▸ **Task prompt**:
Search the material below for the string "интервалов" and list each line that holds it.

━━━ Provided records ━━━

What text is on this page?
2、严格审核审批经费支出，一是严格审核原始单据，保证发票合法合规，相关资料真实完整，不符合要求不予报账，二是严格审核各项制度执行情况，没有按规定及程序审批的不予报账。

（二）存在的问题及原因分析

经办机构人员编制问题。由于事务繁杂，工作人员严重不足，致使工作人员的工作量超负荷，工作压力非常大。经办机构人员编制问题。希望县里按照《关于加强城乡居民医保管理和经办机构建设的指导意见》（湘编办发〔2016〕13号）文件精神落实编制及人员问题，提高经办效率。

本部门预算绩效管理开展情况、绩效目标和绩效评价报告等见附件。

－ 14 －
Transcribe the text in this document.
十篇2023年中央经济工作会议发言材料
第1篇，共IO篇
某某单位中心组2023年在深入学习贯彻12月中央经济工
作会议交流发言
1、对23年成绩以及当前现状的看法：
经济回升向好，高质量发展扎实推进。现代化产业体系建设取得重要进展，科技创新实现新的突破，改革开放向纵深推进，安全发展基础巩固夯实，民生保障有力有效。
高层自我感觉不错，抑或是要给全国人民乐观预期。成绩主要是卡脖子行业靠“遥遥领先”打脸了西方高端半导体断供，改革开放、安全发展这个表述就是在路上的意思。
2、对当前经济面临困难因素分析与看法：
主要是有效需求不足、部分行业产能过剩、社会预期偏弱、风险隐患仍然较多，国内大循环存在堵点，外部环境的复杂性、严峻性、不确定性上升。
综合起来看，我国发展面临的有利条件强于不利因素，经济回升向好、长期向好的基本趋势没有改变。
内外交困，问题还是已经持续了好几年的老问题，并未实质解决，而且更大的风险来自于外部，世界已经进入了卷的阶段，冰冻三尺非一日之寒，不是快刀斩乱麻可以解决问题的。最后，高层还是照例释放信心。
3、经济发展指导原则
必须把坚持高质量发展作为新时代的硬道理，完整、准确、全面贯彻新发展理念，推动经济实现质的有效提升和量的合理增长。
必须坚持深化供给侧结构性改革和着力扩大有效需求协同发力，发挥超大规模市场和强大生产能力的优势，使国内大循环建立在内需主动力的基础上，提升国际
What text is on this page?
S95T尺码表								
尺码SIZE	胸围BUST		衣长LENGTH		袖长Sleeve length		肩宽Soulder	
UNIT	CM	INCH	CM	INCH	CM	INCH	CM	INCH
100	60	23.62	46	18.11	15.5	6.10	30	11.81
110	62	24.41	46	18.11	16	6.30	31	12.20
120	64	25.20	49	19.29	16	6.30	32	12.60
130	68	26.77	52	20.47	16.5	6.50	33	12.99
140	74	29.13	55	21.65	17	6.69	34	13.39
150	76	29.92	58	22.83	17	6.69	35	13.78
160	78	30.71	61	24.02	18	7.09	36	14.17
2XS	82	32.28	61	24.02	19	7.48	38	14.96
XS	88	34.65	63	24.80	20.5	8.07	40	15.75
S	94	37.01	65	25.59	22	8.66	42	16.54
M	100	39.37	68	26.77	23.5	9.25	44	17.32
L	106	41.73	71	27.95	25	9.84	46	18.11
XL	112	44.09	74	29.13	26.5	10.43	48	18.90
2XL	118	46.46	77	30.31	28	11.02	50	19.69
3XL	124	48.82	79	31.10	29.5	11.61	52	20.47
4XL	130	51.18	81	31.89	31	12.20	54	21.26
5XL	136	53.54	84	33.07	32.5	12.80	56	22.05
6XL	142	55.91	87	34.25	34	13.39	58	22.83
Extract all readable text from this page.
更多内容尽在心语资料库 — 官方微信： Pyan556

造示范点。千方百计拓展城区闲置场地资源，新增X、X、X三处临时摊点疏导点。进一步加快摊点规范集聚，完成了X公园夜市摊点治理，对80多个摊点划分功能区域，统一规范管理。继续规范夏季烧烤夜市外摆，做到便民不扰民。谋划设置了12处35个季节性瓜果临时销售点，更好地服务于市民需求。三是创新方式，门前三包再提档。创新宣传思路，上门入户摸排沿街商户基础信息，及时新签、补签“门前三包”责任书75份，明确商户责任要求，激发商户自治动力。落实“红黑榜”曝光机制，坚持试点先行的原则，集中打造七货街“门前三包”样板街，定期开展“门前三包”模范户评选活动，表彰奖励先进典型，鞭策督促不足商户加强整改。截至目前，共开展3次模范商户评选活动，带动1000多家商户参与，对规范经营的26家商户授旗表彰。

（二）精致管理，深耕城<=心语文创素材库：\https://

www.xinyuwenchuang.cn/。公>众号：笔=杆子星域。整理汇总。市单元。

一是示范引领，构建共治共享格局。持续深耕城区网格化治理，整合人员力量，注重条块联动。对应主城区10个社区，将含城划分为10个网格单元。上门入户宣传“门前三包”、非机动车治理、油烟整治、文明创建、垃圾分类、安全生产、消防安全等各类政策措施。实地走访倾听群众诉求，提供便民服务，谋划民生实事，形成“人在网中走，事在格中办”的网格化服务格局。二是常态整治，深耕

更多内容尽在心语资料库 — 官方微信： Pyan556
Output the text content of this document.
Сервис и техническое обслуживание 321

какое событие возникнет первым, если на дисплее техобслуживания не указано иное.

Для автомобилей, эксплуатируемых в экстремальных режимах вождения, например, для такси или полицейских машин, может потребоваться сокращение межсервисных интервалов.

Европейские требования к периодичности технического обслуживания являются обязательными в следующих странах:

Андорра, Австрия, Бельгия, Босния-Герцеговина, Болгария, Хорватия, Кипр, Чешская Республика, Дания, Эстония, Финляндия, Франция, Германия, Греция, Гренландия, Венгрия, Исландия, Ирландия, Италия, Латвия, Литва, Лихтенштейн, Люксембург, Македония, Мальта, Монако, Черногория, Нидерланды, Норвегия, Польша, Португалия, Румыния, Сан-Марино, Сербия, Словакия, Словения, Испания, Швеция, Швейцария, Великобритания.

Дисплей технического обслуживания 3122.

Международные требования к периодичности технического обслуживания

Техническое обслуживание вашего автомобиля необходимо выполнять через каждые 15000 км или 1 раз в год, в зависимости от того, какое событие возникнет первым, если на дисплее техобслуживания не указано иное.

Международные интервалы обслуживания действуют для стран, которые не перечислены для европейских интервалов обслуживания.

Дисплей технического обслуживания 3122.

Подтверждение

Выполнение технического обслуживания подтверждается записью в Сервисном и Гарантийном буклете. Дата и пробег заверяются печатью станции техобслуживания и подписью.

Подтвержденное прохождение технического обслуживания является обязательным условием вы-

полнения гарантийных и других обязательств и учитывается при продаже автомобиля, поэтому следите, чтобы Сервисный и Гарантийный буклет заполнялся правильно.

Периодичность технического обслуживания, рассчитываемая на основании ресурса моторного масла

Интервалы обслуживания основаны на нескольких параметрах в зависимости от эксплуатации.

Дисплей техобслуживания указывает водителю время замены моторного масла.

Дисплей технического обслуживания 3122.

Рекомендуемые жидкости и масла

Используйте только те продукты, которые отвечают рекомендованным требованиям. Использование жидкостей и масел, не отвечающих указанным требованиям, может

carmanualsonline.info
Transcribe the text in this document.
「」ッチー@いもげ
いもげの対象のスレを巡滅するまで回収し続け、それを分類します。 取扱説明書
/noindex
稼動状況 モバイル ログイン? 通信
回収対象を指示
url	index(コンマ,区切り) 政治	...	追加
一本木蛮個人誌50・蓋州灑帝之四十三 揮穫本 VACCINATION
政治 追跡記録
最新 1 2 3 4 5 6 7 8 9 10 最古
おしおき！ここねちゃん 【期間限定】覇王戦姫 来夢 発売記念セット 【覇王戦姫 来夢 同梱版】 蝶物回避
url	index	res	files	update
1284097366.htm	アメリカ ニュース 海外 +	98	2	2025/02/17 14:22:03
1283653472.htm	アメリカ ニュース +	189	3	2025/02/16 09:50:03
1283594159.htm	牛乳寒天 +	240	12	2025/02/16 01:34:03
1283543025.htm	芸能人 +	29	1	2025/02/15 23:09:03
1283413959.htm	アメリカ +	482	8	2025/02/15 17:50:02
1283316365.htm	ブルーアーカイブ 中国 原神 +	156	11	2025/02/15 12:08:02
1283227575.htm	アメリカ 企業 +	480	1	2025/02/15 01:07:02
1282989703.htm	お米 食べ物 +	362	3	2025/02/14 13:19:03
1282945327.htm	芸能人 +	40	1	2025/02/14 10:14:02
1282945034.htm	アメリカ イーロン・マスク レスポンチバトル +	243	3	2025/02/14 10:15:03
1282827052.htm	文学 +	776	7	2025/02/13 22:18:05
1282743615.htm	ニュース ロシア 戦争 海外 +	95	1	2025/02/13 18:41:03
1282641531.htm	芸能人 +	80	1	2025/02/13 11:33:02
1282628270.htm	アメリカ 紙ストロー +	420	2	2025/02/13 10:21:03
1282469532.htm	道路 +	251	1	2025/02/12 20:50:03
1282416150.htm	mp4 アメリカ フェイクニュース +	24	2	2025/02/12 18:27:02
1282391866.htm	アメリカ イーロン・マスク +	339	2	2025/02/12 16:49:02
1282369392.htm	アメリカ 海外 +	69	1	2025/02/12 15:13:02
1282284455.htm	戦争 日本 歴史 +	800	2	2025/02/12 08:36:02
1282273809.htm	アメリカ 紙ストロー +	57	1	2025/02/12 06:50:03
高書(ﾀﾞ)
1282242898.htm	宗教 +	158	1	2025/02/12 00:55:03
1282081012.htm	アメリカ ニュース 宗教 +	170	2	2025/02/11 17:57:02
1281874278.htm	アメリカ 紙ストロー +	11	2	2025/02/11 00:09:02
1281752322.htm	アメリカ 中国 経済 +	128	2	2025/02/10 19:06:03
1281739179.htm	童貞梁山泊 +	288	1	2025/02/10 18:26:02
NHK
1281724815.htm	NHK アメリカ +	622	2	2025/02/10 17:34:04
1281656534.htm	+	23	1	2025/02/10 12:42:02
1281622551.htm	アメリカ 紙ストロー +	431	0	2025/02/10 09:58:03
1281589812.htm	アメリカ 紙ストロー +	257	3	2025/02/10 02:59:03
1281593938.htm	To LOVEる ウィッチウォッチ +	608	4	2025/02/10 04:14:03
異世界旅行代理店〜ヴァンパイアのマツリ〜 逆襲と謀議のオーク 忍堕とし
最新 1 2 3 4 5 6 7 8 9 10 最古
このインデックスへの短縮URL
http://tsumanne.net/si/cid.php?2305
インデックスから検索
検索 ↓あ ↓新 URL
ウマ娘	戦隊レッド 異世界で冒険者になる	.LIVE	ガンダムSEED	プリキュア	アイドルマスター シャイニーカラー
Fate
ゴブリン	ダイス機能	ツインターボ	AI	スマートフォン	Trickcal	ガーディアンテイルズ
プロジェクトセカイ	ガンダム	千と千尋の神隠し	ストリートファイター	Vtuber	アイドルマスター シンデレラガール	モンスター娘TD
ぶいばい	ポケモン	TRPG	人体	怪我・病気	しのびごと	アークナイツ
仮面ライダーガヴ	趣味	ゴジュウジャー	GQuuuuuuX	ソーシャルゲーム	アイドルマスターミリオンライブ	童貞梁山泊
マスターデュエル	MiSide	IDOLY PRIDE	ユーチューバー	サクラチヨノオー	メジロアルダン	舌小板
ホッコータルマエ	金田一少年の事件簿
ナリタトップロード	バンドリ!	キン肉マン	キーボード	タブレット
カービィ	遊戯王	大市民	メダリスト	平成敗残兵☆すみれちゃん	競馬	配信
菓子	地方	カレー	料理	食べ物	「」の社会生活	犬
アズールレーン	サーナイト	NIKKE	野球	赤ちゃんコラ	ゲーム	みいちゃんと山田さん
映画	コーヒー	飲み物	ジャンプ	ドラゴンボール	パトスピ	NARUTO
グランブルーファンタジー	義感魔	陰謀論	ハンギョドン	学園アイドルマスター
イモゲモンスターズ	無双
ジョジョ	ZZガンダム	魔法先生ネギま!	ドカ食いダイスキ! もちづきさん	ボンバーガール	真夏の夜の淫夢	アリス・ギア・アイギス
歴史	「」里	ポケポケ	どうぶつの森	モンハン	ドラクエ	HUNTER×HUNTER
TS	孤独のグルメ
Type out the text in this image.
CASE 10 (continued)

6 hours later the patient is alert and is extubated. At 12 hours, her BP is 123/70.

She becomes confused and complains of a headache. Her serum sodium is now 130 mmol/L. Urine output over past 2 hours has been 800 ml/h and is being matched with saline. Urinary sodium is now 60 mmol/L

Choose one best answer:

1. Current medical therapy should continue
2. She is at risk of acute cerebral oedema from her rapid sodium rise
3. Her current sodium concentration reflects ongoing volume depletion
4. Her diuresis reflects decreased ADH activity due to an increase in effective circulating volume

━━━

▸ **Answer to the problem**:
Для автомобилей, эксплуатируемых в экстремальных режимах вождения, например, для такси или полицейских машин, может потребоваться сокращение межсервисных интервалов.
Международные интервалы обслуживания действуют для стран, которые не перечислены для европейских интервалов обслуживания.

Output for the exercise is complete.